Stated task: Format the entries from the line containing "stripe-left-core bbox=[318, 386, 344, 408]" through the line containing "panel-a-image: (a) 200" as a numbered list, skipping blank lines.

─── Given data ───

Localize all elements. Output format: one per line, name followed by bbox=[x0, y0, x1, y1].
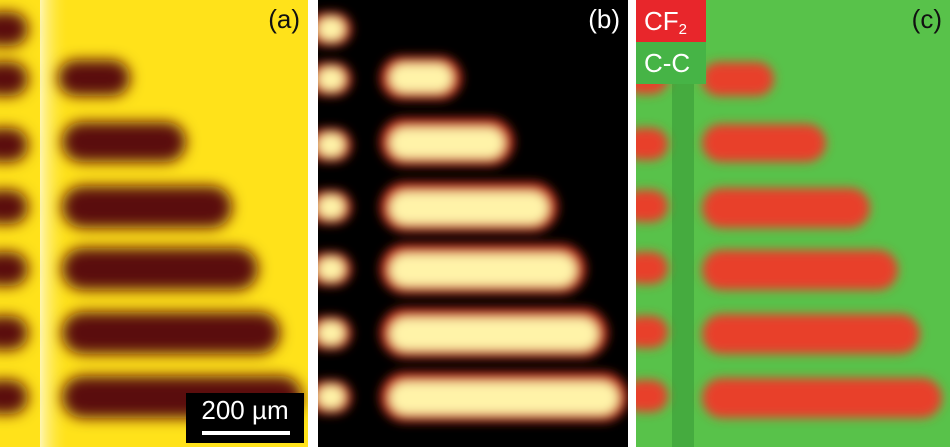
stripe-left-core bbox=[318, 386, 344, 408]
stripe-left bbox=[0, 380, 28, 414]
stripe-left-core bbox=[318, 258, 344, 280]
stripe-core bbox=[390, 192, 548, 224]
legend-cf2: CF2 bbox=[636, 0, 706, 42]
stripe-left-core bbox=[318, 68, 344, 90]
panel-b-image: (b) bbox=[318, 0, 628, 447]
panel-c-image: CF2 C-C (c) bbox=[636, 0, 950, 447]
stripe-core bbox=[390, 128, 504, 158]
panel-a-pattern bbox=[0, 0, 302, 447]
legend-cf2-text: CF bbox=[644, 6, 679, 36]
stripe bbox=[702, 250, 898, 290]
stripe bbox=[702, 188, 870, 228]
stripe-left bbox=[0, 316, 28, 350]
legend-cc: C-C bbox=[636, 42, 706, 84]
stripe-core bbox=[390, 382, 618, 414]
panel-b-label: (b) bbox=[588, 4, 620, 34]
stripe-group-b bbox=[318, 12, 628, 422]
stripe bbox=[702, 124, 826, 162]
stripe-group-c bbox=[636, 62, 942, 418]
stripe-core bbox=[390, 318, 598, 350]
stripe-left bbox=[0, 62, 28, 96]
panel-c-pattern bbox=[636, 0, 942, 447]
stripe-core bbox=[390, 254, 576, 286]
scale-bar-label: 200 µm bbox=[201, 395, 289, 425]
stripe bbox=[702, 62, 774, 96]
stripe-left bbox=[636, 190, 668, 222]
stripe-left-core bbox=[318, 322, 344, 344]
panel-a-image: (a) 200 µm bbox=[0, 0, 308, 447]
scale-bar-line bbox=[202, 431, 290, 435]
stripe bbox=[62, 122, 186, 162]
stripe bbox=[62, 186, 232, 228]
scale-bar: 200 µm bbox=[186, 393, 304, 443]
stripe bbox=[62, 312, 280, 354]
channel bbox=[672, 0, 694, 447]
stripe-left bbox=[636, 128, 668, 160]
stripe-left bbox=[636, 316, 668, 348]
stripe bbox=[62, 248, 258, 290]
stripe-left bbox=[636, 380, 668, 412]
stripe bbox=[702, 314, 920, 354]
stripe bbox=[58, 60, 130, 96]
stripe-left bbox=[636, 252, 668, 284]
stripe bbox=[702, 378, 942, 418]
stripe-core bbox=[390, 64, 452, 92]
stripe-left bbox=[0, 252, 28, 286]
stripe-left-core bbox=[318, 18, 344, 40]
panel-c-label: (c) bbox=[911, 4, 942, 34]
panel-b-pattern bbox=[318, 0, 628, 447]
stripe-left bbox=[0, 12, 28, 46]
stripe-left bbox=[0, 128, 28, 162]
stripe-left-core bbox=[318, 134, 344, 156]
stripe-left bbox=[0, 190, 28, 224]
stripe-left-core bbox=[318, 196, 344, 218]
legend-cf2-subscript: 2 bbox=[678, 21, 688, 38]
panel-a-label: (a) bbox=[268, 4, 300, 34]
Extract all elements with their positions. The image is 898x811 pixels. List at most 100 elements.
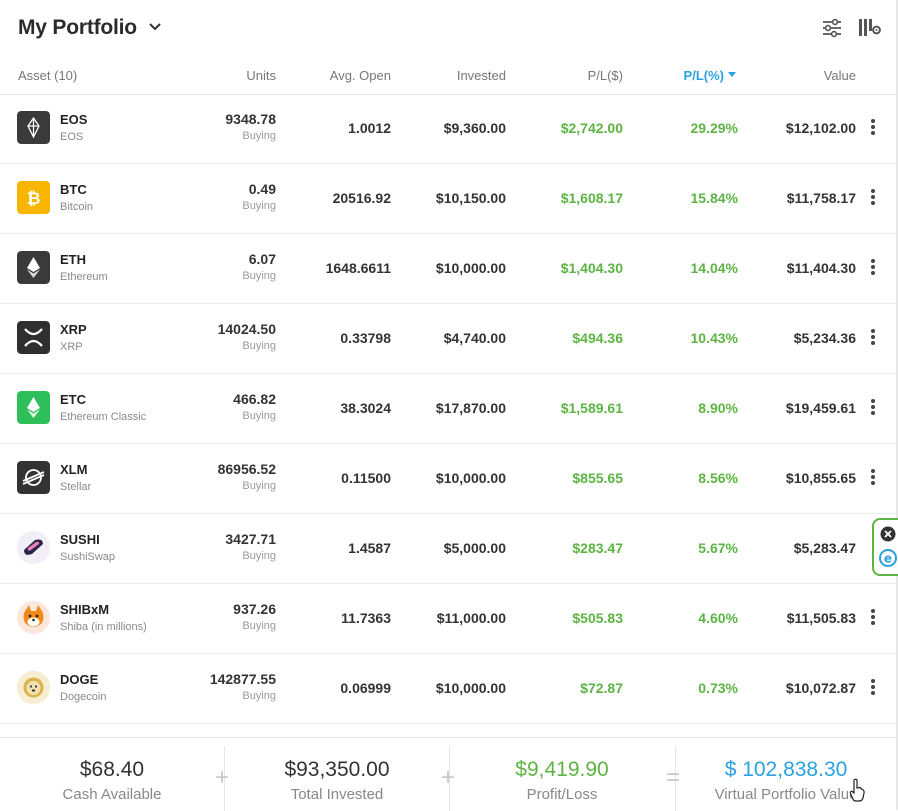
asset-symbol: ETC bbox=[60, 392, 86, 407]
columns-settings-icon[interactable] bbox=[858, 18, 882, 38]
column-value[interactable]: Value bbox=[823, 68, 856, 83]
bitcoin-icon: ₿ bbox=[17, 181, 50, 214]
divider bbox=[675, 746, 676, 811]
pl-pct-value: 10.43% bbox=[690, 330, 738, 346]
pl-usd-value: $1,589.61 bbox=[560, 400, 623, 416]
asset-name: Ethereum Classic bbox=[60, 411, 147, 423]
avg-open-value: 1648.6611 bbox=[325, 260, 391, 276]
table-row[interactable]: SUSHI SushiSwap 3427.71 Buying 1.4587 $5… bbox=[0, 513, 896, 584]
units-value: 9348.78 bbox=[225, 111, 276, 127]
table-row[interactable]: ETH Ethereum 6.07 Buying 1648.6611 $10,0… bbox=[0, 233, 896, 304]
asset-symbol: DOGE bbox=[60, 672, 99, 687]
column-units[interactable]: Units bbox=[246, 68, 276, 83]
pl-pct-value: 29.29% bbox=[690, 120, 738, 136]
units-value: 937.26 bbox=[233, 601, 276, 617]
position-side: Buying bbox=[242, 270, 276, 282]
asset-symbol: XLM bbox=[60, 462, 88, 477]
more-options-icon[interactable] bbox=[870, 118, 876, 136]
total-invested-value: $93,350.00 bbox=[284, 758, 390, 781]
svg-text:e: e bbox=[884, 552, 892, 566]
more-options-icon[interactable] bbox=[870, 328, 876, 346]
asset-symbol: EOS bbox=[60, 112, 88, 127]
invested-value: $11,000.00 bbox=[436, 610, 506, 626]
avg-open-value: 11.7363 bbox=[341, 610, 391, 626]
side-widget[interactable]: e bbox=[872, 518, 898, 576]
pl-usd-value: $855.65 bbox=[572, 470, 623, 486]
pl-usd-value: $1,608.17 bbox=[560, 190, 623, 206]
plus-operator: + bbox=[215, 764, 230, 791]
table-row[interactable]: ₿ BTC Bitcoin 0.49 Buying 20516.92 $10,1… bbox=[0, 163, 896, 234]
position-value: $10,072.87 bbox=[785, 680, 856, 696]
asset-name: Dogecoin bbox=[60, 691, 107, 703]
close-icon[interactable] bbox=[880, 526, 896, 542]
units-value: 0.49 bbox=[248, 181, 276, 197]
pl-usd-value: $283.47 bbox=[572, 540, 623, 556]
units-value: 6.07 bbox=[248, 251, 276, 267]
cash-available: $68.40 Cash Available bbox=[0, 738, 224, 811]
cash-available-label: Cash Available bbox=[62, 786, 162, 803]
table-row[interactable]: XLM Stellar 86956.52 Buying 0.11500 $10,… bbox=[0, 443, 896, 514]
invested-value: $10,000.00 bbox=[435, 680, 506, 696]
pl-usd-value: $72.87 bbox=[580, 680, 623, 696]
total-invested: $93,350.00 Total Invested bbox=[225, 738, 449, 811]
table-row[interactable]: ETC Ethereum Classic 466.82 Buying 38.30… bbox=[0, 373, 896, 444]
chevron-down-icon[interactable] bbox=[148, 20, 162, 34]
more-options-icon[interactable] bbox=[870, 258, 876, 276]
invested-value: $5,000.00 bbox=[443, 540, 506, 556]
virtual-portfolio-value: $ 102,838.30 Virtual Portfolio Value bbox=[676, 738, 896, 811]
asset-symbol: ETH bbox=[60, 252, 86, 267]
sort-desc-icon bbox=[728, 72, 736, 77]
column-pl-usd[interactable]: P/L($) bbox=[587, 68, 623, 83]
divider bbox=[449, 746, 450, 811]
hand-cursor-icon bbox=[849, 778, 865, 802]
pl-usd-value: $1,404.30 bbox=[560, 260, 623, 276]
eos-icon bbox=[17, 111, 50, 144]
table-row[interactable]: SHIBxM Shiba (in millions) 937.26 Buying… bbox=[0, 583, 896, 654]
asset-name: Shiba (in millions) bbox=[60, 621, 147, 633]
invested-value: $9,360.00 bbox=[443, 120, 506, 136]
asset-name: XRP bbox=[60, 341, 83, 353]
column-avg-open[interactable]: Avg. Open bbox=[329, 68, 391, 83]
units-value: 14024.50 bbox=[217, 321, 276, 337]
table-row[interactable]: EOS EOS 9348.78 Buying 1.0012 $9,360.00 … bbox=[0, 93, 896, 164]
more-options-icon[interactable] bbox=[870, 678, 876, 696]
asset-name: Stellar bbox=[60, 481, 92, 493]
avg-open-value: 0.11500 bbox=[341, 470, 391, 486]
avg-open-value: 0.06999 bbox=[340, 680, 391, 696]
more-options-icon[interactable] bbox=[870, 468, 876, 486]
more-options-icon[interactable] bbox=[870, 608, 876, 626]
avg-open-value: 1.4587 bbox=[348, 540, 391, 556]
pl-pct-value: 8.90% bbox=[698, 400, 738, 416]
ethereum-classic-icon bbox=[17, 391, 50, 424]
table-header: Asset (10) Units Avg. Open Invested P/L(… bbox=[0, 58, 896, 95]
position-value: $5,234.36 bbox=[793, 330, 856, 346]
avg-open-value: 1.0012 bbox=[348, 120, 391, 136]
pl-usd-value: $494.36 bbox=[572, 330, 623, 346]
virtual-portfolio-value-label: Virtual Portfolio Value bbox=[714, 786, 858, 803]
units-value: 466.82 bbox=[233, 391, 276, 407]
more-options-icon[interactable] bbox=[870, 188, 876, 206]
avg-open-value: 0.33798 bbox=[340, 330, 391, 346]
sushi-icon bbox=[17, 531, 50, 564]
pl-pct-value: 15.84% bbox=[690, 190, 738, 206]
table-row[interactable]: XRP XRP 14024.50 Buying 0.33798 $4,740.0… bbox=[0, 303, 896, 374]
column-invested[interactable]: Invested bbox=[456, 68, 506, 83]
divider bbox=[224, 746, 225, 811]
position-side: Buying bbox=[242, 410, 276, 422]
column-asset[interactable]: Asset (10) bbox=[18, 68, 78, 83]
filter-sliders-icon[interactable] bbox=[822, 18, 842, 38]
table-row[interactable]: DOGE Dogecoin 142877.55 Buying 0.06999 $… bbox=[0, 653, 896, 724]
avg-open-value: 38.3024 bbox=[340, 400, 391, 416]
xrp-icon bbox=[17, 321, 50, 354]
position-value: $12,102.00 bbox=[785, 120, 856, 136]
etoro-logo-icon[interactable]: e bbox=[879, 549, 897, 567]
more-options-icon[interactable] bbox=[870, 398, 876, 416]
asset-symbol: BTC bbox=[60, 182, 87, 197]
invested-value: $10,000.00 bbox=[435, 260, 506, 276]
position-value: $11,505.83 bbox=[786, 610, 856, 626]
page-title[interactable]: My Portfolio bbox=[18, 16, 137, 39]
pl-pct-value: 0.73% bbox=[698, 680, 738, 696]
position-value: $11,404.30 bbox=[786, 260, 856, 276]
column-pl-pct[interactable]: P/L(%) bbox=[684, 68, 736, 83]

───

Complete answer:
1. stripe-left-core bbox=[318, 386, 344, 408]
2. stripe-left bbox=[0, 380, 28, 414]
3. stripe-left-core bbox=[318, 258, 344, 280]
4. stripe-core bbox=[390, 192, 548, 224]
5. legend-cf2: CF2 bbox=[636, 0, 706, 42]
6. stripe-left-core bbox=[318, 68, 344, 90]
7. panel-b-image: (b) bbox=[318, 0, 628, 447]
8. panel-c-image: CF2 C-C (c) bbox=[636, 0, 950, 447]
9. stripe-core bbox=[390, 128, 504, 158]
10. panel-a-pattern bbox=[0, 0, 302, 447]
11. legend-cf2-text: CF bbox=[644, 6, 679, 36]
12. stripe bbox=[702, 250, 898, 290]
13. stripe bbox=[702, 188, 870, 228]
14. stripe-left bbox=[0, 316, 28, 350]
15. legend-cc: C-C bbox=[636, 42, 706, 84]
16. stripe-core bbox=[390, 382, 618, 414]
17. panel-b-label: (b) bbox=[588, 4, 620, 34]
18. stripe-group-b bbox=[318, 12, 628, 422]
19. stripe bbox=[702, 124, 826, 162]
20. stripe-group-c bbox=[636, 62, 942, 418]
21. stripe-core bbox=[390, 318, 598, 350]
22. stripe-left bbox=[0, 62, 28, 96]
23. panel-c-pattern bbox=[636, 0, 942, 447]
24. stripe-core bbox=[390, 254, 576, 286]
25. scale-bar-label: 200 µm bbox=[201, 395, 289, 425]
26. stripe bbox=[702, 62, 774, 96]
27. stripe-left bbox=[636, 190, 668, 222]
28. stripe-left-core bbox=[318, 322, 344, 344]
29. panel-a-image: (a) 200 µm bbox=[0, 0, 308, 447]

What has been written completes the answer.